**WHAT NEEDS TO BE DONE:** Could you copy every line from the material below in which "включаемых" appears?

**DATA PROVIDED:**
+ + + +

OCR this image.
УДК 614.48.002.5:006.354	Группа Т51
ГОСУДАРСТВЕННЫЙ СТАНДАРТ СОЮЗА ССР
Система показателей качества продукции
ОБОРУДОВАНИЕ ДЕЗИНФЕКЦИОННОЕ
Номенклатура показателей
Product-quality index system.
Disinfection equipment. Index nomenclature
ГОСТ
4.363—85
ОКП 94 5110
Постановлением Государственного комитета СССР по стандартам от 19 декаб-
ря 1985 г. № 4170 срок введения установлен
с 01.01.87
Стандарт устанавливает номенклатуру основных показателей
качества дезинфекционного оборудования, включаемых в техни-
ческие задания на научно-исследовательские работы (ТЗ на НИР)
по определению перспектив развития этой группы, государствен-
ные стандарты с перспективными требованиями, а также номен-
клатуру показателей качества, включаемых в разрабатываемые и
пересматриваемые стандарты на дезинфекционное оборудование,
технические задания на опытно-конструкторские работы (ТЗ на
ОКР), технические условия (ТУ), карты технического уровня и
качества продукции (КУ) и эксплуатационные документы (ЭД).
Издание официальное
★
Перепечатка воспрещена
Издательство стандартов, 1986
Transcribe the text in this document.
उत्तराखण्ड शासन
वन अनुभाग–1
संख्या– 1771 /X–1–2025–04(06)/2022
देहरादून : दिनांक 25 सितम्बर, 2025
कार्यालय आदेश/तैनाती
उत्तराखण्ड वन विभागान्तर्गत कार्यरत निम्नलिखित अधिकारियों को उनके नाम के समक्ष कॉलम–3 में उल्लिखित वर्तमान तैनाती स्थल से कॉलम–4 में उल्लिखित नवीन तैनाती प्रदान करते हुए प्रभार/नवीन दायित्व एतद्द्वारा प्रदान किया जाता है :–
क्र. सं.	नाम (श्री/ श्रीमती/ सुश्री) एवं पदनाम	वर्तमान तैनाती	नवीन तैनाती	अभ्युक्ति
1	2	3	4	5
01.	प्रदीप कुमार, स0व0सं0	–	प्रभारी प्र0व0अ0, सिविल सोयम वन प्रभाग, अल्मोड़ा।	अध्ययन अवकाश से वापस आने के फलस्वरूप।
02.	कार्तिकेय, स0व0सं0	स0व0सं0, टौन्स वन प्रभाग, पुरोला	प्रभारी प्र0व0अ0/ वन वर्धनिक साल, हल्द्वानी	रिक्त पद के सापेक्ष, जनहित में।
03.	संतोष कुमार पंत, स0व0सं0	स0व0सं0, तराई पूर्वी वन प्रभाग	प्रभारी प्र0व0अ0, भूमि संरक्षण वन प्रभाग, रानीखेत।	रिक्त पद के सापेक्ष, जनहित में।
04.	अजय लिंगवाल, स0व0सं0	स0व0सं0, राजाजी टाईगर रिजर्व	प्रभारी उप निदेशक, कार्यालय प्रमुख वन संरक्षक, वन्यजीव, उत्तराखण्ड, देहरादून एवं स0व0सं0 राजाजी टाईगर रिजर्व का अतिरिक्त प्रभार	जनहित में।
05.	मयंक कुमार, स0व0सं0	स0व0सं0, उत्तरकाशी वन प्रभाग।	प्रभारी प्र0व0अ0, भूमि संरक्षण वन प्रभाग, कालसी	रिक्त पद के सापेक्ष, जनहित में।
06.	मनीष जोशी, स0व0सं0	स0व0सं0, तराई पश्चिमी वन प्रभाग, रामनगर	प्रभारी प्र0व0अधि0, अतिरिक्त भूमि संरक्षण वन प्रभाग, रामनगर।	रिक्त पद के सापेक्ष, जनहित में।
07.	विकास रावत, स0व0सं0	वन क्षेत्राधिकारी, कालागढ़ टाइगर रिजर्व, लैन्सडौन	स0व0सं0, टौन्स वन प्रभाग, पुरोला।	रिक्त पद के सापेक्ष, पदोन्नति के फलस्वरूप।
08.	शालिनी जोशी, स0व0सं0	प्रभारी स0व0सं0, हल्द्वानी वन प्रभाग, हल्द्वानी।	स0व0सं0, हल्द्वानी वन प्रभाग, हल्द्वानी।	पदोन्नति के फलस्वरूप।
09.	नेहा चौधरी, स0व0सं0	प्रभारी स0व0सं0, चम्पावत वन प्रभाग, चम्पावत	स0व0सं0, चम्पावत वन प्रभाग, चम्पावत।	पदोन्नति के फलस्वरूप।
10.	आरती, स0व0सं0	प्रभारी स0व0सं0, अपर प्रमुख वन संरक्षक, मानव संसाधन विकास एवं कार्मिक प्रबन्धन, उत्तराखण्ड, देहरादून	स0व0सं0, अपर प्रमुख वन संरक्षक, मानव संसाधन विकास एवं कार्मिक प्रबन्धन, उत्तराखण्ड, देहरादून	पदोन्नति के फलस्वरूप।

+ + + +

**TASK OUTPUT:**
качества дезинфекционного оборудования, включаемых в техни-
клатуру показателей качества, включаемых в разрабатываемые и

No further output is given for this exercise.